*Exercise goal*
Check each line for the word "Score" and report how many have it. Give nothing else.

*Data for this exercise*
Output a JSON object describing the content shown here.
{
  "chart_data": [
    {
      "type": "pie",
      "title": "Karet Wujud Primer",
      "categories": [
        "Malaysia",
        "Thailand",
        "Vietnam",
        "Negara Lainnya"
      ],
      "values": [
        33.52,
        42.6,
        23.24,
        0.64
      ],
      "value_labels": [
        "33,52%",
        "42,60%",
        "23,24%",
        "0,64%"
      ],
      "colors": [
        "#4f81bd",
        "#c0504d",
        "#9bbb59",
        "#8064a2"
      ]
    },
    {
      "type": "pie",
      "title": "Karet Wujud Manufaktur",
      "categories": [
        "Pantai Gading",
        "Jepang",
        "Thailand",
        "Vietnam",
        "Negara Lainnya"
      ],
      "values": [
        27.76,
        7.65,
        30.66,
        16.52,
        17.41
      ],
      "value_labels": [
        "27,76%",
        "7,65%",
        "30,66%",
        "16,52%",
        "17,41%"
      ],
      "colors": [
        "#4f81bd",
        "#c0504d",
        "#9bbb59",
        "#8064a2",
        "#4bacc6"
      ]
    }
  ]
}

--

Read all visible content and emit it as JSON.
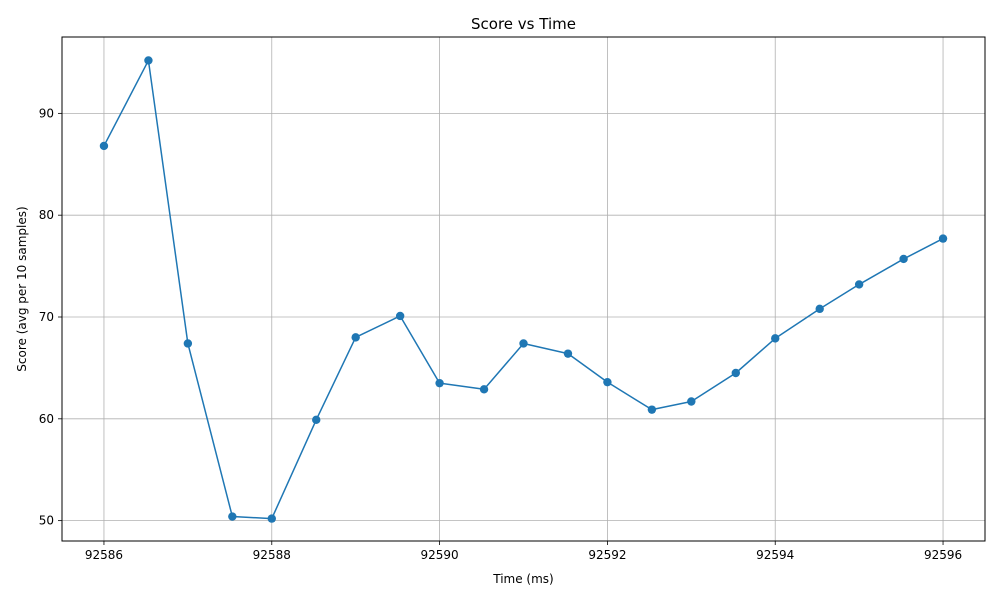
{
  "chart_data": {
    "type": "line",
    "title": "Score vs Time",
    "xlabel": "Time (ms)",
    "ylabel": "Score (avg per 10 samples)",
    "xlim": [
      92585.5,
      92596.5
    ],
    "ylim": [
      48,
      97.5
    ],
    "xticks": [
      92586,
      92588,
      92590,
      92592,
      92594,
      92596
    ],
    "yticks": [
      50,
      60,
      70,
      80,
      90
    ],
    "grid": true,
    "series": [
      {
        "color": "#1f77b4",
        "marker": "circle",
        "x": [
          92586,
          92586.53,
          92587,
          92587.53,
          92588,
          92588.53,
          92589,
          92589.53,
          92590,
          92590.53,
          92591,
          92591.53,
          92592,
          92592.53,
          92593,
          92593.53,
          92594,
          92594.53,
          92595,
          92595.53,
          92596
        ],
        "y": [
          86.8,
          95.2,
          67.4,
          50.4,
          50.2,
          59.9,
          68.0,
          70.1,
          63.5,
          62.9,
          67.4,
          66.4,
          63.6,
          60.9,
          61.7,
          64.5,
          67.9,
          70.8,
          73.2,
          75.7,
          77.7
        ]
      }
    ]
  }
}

*Solution to the exercise*
2